--- BEGIN RECORDS SUPPLIED ---
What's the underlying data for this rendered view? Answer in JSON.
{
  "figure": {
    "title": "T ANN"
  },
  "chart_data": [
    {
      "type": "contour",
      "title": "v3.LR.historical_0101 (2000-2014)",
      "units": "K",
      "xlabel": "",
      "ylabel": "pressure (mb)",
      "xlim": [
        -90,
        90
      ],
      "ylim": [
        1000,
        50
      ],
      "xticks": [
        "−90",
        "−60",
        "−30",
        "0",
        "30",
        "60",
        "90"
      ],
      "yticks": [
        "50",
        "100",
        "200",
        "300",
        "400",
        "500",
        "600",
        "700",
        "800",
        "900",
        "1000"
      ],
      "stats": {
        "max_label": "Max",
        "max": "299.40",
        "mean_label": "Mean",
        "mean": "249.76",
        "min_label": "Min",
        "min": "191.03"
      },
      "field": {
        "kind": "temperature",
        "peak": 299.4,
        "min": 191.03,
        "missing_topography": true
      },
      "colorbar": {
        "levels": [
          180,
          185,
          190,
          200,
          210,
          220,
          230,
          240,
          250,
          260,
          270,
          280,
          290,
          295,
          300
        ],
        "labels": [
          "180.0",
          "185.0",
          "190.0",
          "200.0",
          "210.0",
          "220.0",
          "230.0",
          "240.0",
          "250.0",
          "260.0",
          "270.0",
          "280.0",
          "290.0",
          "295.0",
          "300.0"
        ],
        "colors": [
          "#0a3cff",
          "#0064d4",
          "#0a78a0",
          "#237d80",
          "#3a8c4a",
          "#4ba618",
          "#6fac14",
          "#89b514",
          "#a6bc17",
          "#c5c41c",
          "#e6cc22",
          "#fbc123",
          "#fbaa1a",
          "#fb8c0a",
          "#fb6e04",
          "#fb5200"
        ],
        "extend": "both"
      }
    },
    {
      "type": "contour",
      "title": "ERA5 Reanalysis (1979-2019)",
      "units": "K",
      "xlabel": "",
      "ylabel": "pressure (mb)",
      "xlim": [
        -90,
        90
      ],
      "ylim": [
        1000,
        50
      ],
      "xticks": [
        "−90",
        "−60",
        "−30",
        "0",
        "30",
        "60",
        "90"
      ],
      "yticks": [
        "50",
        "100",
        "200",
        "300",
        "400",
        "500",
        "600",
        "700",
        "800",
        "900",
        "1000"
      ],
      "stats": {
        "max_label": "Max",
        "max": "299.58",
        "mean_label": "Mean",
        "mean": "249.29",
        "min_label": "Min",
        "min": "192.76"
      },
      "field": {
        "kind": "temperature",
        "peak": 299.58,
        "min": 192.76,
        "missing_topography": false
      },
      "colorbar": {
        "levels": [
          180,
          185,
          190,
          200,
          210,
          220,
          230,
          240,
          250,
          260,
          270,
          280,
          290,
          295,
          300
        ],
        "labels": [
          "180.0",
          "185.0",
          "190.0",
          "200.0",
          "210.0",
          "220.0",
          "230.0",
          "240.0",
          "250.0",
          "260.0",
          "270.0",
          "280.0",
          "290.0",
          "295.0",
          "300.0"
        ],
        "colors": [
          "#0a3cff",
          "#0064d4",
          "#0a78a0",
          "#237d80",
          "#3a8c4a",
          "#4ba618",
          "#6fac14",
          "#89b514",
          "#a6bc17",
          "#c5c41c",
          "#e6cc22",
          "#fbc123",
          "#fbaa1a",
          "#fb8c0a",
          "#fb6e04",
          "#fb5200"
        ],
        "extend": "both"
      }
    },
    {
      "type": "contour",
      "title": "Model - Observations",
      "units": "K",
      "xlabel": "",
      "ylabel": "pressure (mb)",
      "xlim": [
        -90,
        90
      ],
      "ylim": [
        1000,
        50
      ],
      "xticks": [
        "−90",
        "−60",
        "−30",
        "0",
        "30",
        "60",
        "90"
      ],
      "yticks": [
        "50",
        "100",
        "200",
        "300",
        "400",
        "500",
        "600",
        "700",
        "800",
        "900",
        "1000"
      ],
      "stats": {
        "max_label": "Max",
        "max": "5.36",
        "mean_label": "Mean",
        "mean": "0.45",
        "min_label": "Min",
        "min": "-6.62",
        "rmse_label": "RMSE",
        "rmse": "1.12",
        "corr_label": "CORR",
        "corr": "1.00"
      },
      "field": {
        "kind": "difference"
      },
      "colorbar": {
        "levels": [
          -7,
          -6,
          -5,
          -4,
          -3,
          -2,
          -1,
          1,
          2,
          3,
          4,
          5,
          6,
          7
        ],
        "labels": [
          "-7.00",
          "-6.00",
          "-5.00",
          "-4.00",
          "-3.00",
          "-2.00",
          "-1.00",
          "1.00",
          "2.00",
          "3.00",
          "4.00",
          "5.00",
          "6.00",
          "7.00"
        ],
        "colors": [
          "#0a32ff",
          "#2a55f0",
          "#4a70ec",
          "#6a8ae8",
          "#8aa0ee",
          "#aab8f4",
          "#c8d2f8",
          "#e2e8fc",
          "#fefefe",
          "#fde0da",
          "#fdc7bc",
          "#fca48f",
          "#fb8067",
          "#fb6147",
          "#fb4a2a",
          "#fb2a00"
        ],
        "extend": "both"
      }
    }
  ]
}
--- END RECORDS SUPPLIED ---
STATED TASK:
Print the records above exactly as they appear.

CORRECT OUTPUT:
What's the underlying data for this rendered view? Answer in JSON.
{
  "figure": {
    "title": "T ANN"
  },
  "chart_data": [
    {
      "type": "contour",
      "title": "v3.LR.historical_0101 (2000-2014)",
      "units": "K",
      "xlabel": "",
      "ylabel": "pressure (mb)",
      "xlim": [
        -90,
        90
      ],
      "ylim": [
        1000,
        50
      ],
      "xticks": [
        "−90",
        "−60",
        "−30",
        "0",
        "30",
        "60",
        "90"
      ],
      "yticks": [
        "50",
        "100",
        "200",
        "300",
        "400",
        "500",
        "600",
        "700",
        "800",
        "900",
        "1000"
      ],
      "stats": {
        "max_label": "Max",
        "max": "299.40",
        "mean_label": "Mean",
        "mean": "249.76",
        "min_label": "Min",
        "min": "191.03"
      },
      "field": {
        "kind": "temperature",
        "peak": 299.4,
        "min": 191.03,
        "missing_topography": true
      },
      "colorbar": {
        "levels": [
          180,
          185,
          190,
          200,
          210,
          220,
          230,
          240,
          250,
          260,
          270,
          280,
          290,
          295,
          300
        ],
        "labels": [
          "180.0",
          "185.0",
          "190.0",
          "200.0",
          "210.0",
          "220.0",
          "230.0",
          "240.0",
          "250.0",
          "260.0",
          "270.0",
          "280.0",
          "290.0",
          "295.0",
          "300.0"
        ],
        "colors": [
          "#0a3cff",
          "#0064d4",
          "#0a78a0",
          "#237d80",
          "#3a8c4a",
          "#4ba618",
          "#6fac14",
          "#89b514",
          "#a6bc17",
          "#c5c41c",
          "#e6cc22",
          "#fbc123",
          "#fbaa1a",
          "#fb8c0a",
          "#fb6e04",
          "#fb5200"
        ],
        "extend": "both"
      }
    },
    {
      "type": "contour",
      "title": "ERA5 Reanalysis (1979-2019)",
      "units": "K",
      "xlabel": "",
      "ylabel": "pressure (mb)",
      "xlim": [
        -90,
        90
      ],
      "ylim": [
        1000,
        50
      ],
      "xticks": [
        "−90",
        "−60",
        "−30",
        "0",
        "30",
        "60",
        "90"
      ],
      "yticks": [
        "50",
        "100",
        "200",
        "300",
        "400",
        "500",
        "600",
        "700",
        "800",
        "900",
        "1000"
      ],
      "stats": {
        "max_label": "Max",
        "max": "299.58",
        "mean_label": "Mean",
        "mean": "249.29",
        "min_label": "Min",
        "min": "192.76"
      },
      "field": {
        "kind": "temperature",
        "peak": 299.58,
        "min": 192.76,
        "missing_topography": false
      },
      "colorbar": {
        "levels": [
          180,
          185,
          190,
          200,
          210,
          220,
          230,
          240,
          250,
          260,
          270,
          280,
          290,
          295,
          300
        ],
        "labels": [
          "180.0",
          "185.0",
          "190.0",
          "200.0",
          "210.0",
          "220.0",
          "230.0",
          "240.0",
          "250.0",
          "260.0",
          "270.0",
          "280.0",
          "290.0",
          "295.0",
          "300.0"
        ],
        "colors": [
          "#0a3cff",
          "#0064d4",
          "#0a78a0",
          "#237d80",
          "#3a8c4a",
          "#4ba618",
          "#6fac14",
          "#89b514",
          "#a6bc17",
          "#c5c41c",
          "#e6cc22",
          "#fbc123",
          "#fbaa1a",
          "#fb8c0a",
          "#fb6e04",
          "#fb5200"
        ],
        "extend": "both"
      }
    },
    {
      "type": "contour",
      "title": "Model - Observations",
      "units": "K",
      "xlabel": "",
      "ylabel": "pressure (mb)",
      "xlim": [
        -90,
        90
      ],
      "ylim": [
        1000,
        50
      ],
      "xticks": [
        "−90",
        "−60",
        "−30",
        "0",
        "30",
        "60",
        "90"
      ],
      "yticks": [
        "50",
        "100",
        "200",
        "300",
        "400",
        "500",
        "600",
        "700",
        "800",
        "900",
        "1000"
      ],
      "stats": {
        "max_label": "Max",
        "max": "5.36",
        "mean_label": "Mean",
        "mean": "0.45",
        "min_label": "Min",
        "min": "-6.62",
        "rmse_label": "RMSE",
        "rmse": "1.12",
        "corr_label": "CORR",
        "corr": "1.00"
      },
      "field": {
        "kind": "difference"
      },
      "colorbar": {
        "levels": [
          -7,
          -6,
          -5,
          -4,
          -3,
          -2,
          -1,
          1,
          2,
          3,
          4,
          5,
          6,
          7
        ],
        "labels": [
          "-7.00",
          "-6.00",
          "-5.00",
          "-4.00",
          "-3.00",
          "-2.00",
          "-1.00",
          "1.00",
          "2.00",
          "3.00",
          "4.00",
          "5.00",
          "6.00",
          "7.00"
        ],
        "colors": [
          "#0a32ff",
          "#2a55f0",
          "#4a70ec",
          "#6a8ae8",
          "#8aa0ee",
          "#aab8f4",
          "#c8d2f8",
          "#e2e8fc",
          "#fefefe",
          "#fde0da",
          "#fdc7bc",
          "#fca48f",
          "#fb8067",
          "#fb6147",
          "#fb4a2a",
          "#fb2a00"
        ],
        "extend": "both"
      }
    }
  ]
}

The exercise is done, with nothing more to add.